__Given instruction__: Copy out all the lines in the records that include the word "Résztvevők".

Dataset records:
=====

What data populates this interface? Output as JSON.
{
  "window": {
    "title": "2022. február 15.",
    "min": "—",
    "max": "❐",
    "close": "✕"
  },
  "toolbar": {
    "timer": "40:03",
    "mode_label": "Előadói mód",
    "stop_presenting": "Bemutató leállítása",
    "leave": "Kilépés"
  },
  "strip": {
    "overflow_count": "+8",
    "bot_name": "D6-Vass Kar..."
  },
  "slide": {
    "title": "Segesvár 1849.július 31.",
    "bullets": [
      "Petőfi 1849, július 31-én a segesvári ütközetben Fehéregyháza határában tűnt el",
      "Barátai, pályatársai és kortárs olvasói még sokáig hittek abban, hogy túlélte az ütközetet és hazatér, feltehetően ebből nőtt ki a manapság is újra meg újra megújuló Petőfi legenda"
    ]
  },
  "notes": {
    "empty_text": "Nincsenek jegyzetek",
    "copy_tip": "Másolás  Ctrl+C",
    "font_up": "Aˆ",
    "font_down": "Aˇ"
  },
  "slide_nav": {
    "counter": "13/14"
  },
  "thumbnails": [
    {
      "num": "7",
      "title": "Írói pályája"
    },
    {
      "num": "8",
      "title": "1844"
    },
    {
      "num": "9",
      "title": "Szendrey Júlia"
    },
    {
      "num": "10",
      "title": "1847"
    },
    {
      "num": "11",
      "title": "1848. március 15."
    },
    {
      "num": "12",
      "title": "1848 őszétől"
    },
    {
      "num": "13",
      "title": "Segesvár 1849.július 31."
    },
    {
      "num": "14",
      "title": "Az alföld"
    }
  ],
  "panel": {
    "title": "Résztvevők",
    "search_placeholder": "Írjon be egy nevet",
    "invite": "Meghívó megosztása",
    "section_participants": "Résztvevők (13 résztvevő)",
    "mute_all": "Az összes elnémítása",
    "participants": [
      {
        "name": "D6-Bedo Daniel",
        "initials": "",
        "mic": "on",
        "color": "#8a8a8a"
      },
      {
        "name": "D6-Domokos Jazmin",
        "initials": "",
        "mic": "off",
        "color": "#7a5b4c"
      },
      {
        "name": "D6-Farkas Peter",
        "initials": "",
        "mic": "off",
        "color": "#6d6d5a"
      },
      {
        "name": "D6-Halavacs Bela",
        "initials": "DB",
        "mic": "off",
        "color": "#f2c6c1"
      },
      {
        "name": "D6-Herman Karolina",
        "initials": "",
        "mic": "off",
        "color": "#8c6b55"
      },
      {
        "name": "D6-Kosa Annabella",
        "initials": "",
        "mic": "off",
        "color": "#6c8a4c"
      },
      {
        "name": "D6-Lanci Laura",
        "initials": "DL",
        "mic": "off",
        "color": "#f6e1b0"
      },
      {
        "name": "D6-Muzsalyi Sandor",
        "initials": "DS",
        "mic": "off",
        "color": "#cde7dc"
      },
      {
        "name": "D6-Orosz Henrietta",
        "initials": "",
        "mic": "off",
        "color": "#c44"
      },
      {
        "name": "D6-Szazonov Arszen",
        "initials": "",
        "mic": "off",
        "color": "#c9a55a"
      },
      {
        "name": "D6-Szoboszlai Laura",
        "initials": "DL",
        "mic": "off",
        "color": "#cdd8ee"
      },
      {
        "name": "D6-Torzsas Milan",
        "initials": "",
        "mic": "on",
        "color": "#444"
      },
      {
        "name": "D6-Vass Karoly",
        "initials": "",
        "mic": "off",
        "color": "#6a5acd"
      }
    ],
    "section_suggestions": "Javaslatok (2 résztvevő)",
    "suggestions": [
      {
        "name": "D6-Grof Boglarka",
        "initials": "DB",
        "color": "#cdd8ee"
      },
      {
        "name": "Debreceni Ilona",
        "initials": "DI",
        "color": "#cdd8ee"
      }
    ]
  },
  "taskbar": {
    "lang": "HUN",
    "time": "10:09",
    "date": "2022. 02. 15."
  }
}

=====

__Correct answer__:
    "title": "Résztvevők",
    "section_participants": "Résztvevők (13 résztvevő)",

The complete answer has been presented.